# DIRECTIONS
Substitute "line" for every "text-line" in the data below, leaving everything else unchanged, and give the result without the pictures.

# DATA PROVIDED
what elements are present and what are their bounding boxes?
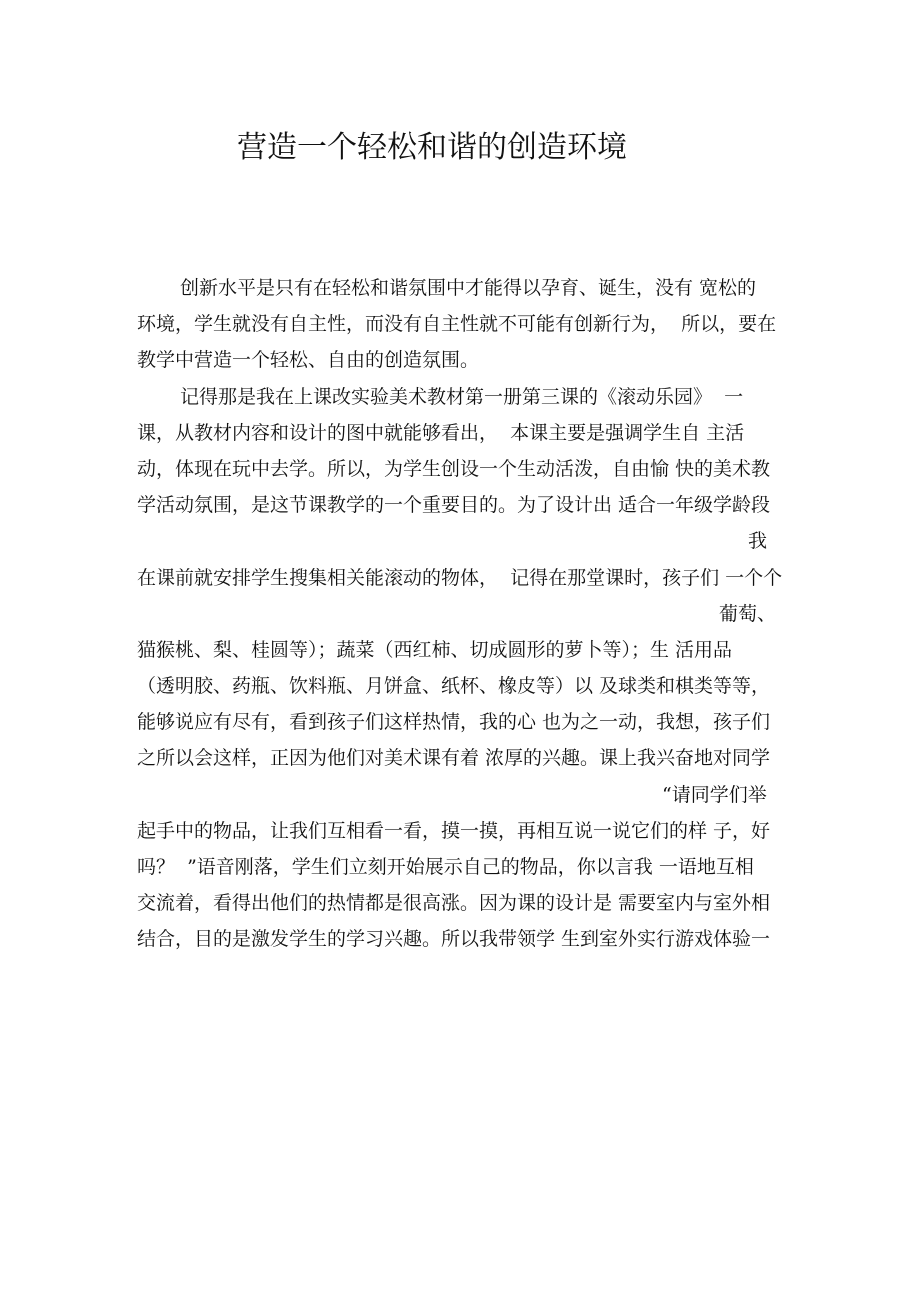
text-line: 结合，目的是激发学生的学习兴趣。所以我带领学 生到室外实行游戏体验一 [137,928,771,951]
text-line: 动，体现在玩中去学。所以，为学生创设一个生动活泼，自由愉 快的美术教 [137,457,771,480]
document-body [137,270,787,958]
text-line: 在课前就安排学生搜集相关能滚动的物体， 记得在那堂课时，孩子们 一个个 [137,566,783,589]
text-line: 起手中的物品，让我们互相看一看，摸一摸，再相互说一说它们的样 子，好 [137,819,771,842]
text-line: 能够说应有尽有，看到孩子们这样热情，我的心 也为之一动，我想，孩子们 [137,711,771,734]
text-line: 交流着，看得出他们的热情都是很高涨。因为课的设计是 需要室内与室外相 [137,892,771,915]
text-line: 吗？ ”语音刚落，学生们立刻开始展示自己的物品，你以言我 一语地互相 [137,856,754,878]
text-line: 记得那是我在上课改实验美术教材第一册第三课的《滚动乐园》 一 [180,385,744,408]
text-line: 之所以会这样，正因为他们对美术课有着 浓厚的兴趣。课上我兴奋地对同学 [137,747,771,770]
text-segment: 我 [748,530,768,553]
text-line [137,596,787,632]
text-line [137,777,787,813]
text-line: 学活动氛围，是这节课教学的一个重要目的。为了设计出 适合一年级学龄段 [137,494,771,517]
text-line: 课，从教材内容和设计的图中就能够看出， 本课主要是强调学生自 主活 [137,421,745,444]
text-line: 环境，学生就没有自主性，而没有自主性就不可能有创新行为， 所以，要在 [137,313,777,336]
text-segment: “请同学们举 [662,783,767,806]
text-segment: 葡萄、 [719,602,777,625]
text-line: 创新水平是只有在轻松和谐氛围中才能得以孕育、诞生，没有 宽松的 [180,277,757,299]
text-line: 猫猴桃、梨、桂圆等）；蔬菜（西红柿、切成圆形的萝卜等）；生 活用品 [137,638,733,661]
text-line: （透明胶、药瓶、饮料瓶、月饼盒、纸杯、橡皮等）以 及球类和棋类等等， [137,675,771,698]
text-line: 教学中营造一个轻松、自由的创造氛围。 [137,349,480,372]
text-line [137,523,787,559]
document-title: 营造一个轻松和谐的创造环境 [237,130,627,165]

# TASK RESPONSE
what elements are present and what are their bounding boxes?
line: 结合，目的是激发学生的学习兴趣。所以我带领学 生到室外实行游戏体验一 [137,928,771,951]
line: 动，体现在玩中去学。所以，为学生创设一个生动活泼，自由愉 快的美术教 [137,457,771,480]
document-body [137,270,787,958]
line: 在课前就安排学生搜集相关能滚动的物体， 记得在那堂课时，孩子们 一个个 [137,566,783,589]
line: 起手中的物品，让我们互相看一看，摸一摸，再相互说一说它们的样 子，好 [137,819,771,842]
line: 能够说应有尽有，看到孩子们这样热情，我的心 也为之一动，我想，孩子们 [137,711,771,734]
line: 交流着，看得出他们的热情都是很高涨。因为课的设计是 需要室内与室外相 [137,892,771,915]
line: 吗？ ”语音刚落，学生们立刻开始展示自己的物品，你以言我 一语地互相 [137,856,754,878]
line: 记得那是我在上课改实验美术教材第一册第三课的《滚动乐园》 一 [180,385,744,408]
line: 之所以会这样，正因为他们对美术课有着 浓厚的兴趣。课上我兴奋地对同学 [137,747,771,770]
text-segment: 我 [748,530,768,553]
line [137,596,787,632]
line [137,777,787,813]
line: 学活动氛围，是这节课教学的一个重要目的。为了设计出 适合一年级学龄段 [137,494,771,517]
line: 课，从教材内容和设计的图中就能够看出， 本课主要是强调学生自 主活 [137,421,745,444]
line: 环境，学生就没有自主性，而没有自主性就不可能有创新行为， 所以，要在 [137,313,777,336]
text-segment: “请同学们举 [662,783,767,806]
text-segment: 葡萄、 [719,602,777,625]
line: 创新水平是只有在轻松和谐氛围中才能得以孕育、诞生，没有 宽松的 [180,277,757,299]
line: 猫猴桃、梨、桂圆等）；蔬菜（西红柿、切成圆形的萝卜等）；生 活用品 [137,638,733,661]
line: （透明胶、药瓶、饮料瓶、月饼盒、纸杯、橡皮等）以 及球类和棋类等等， [137,675,771,698]
line: 教学中营造一个轻松、自由的创造氛围。 [137,349,480,372]
line [137,523,787,559]
document-title: 营造一个轻松和谐的创造环境 [237,130,627,165]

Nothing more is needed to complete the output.